[WHAT TO DO]
Identify every line containing the word "Crear" and reproduce each one.
** BEGIN DATA FOR THE TASK **
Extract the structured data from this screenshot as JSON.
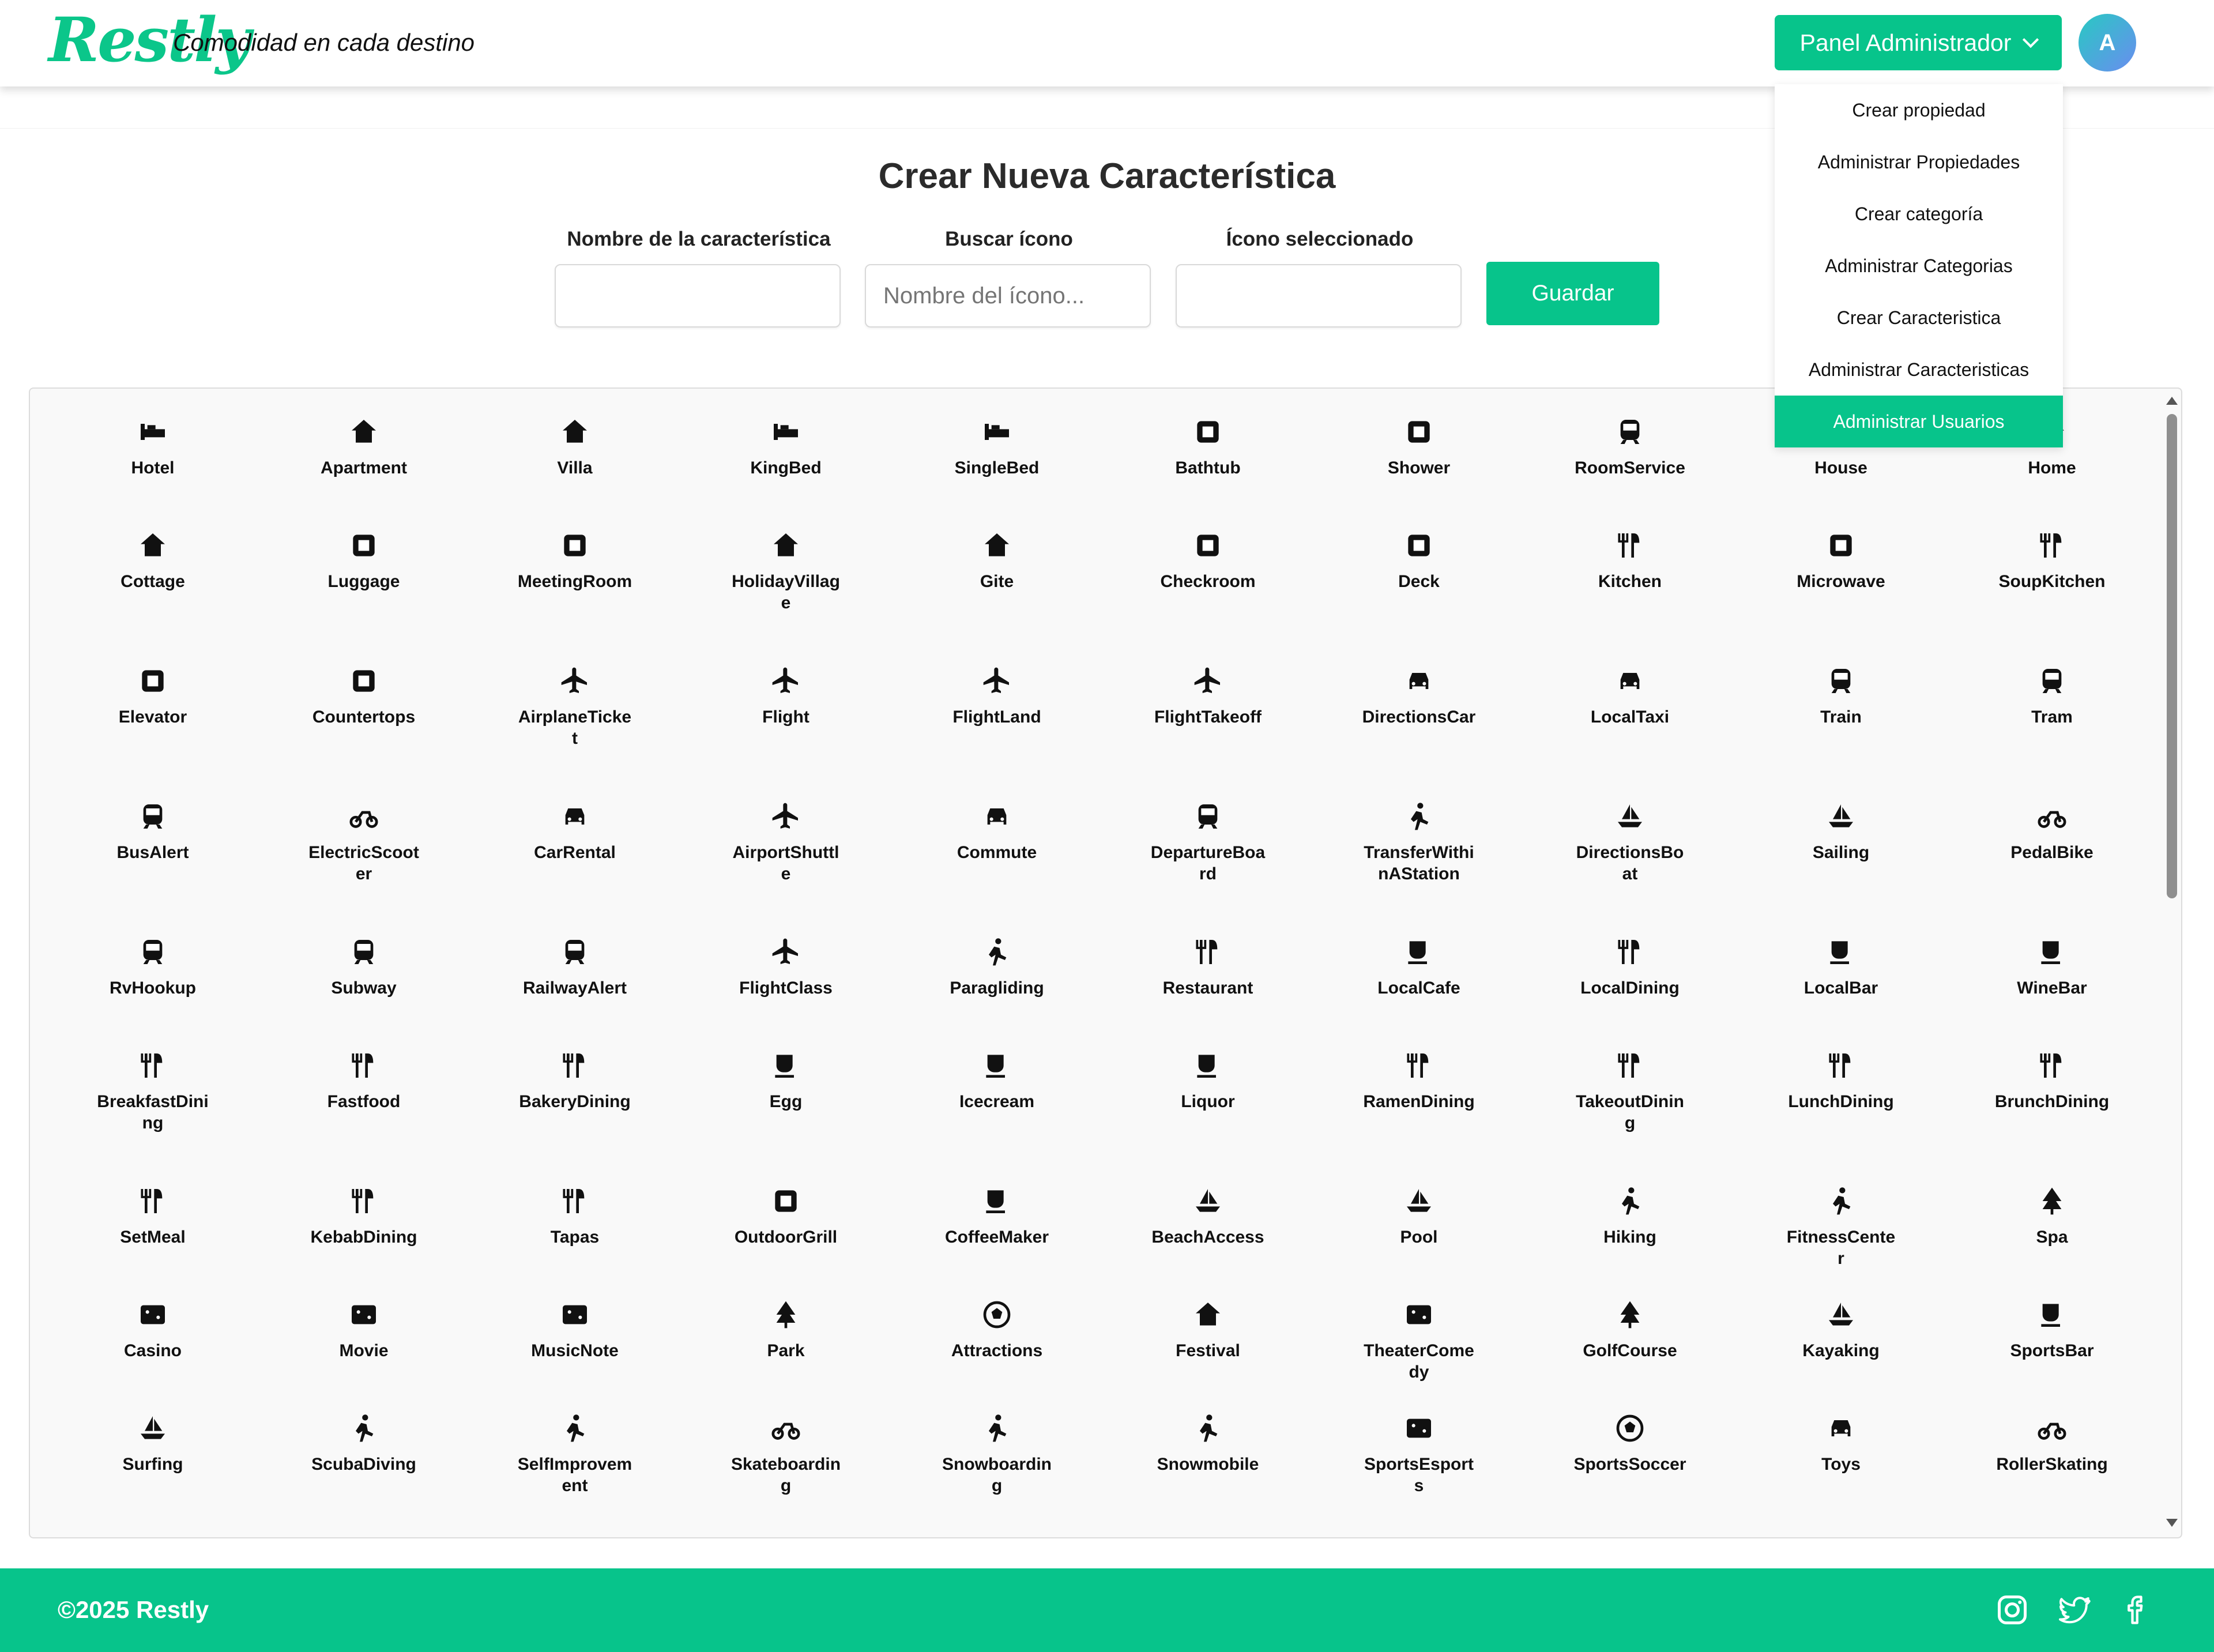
{
  "header": {
    "logo": "Restly",
    "tagline": "Comodidad en cada destino",
    "admin_button": "Panel Administrador",
    "avatar_initial": "A"
  },
  "dropdown": {
    "items": [
      {
        "label": "Crear propiedad",
        "active": false
      },
      {
        "label": "Administrar Propiedades",
        "active": false
      },
      {
        "label": "Crear categoría",
        "active": false
      },
      {
        "label": "Administrar Categorias",
        "active": false
      },
      {
        "label": "Crear Caracteristica",
        "active": false
      },
      {
        "label": "Administrar Caracteristicas",
        "active": false
      },
      {
        "label": "Administrar Usuarios",
        "active": true
      }
    ]
  },
  "form": {
    "title": "Crear Nueva Característica",
    "name_label": "Nombre de la característica",
    "name_value": "",
    "search_label": "Buscar ícono",
    "search_placeholder": "Nombre del ícono...",
    "selected_label": "Ícono seleccionado",
    "selected_value": "",
    "save_button": "Guardar"
  },
  "icons": [
    [
      "Hotel",
      "Apartment",
      "Villa",
      "KingBed",
      "SingleBed",
      "Bathtub",
      "Shower",
      "RoomService",
      "House",
      "Home"
    ],
    [
      "Cottage",
      "Luggage",
      "MeetingRoom",
      "HolidayVillage",
      "Gite",
      "Checkroom",
      "Deck",
      "Kitchen",
      "Microwave",
      "SoupKitchen"
    ],
    [
      "Elevator",
      "Countertops",
      "AirplaneTicket",
      "Flight",
      "FlightLand",
      "FlightTakeoff",
      "DirectionsCar",
      "LocalTaxi",
      "Train",
      "Tram"
    ],
    [
      "BusAlert",
      "ElectricScooter",
      "CarRental",
      "AirportShuttle",
      "Commute",
      "DepartureBoard",
      "TransferWithinAStation",
      "DirectionsBoat",
      "Sailing",
      "PedalBike"
    ],
    [
      "RvHookup",
      "Subway",
      "RailwayAlert",
      "FlightClass",
      "Paragliding",
      "Restaurant",
      "LocalCafe",
      "LocalDining",
      "LocalBar",
      "WineBar"
    ],
    [
      "BreakfastDining",
      "Fastfood",
      "BakeryDining",
      "Egg",
      "Icecream",
      "Liquor",
      "RamenDining",
      "TakeoutDining",
      "LunchDining",
      "BrunchDining"
    ],
    [
      "SetMeal",
      "KebabDining",
      "Tapas",
      "OutdoorGrill",
      "CoffeeMaker",
      "BeachAccess",
      "Pool",
      "Hiking",
      "FitnessCenter",
      "Spa"
    ],
    [
      "Casino",
      "Movie",
      "MusicNote",
      "Park",
      "Attractions",
      "Festival",
      "TheaterComedy",
      "GolfCourse",
      "Kayaking",
      "SportsBar"
    ],
    [
      "Surfing",
      "ScubaDiving",
      "SelfImprovement",
      "Skateboarding",
      "Snowboarding",
      "Snowmobile",
      "SportsEsports",
      "SportsSoccer",
      "Toys",
      "RollerSkating"
    ]
  ],
  "footer": {
    "copyright": "©2025 Restly",
    "social": [
      "instagram-icon",
      "twitter-icon",
      "facebook-icon"
    ]
  },
  "colors": {
    "brand": "#07c48b",
    "icon": "#111111"
  }
}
** END DATA FOR THE TASK **
[EXPECTED OUTPUT]
        "label": "Crear propiedad",
        "label": "Crear categoría",
        "label": "Crear Caracteristica",
    "title": "Crear Nueva Característica",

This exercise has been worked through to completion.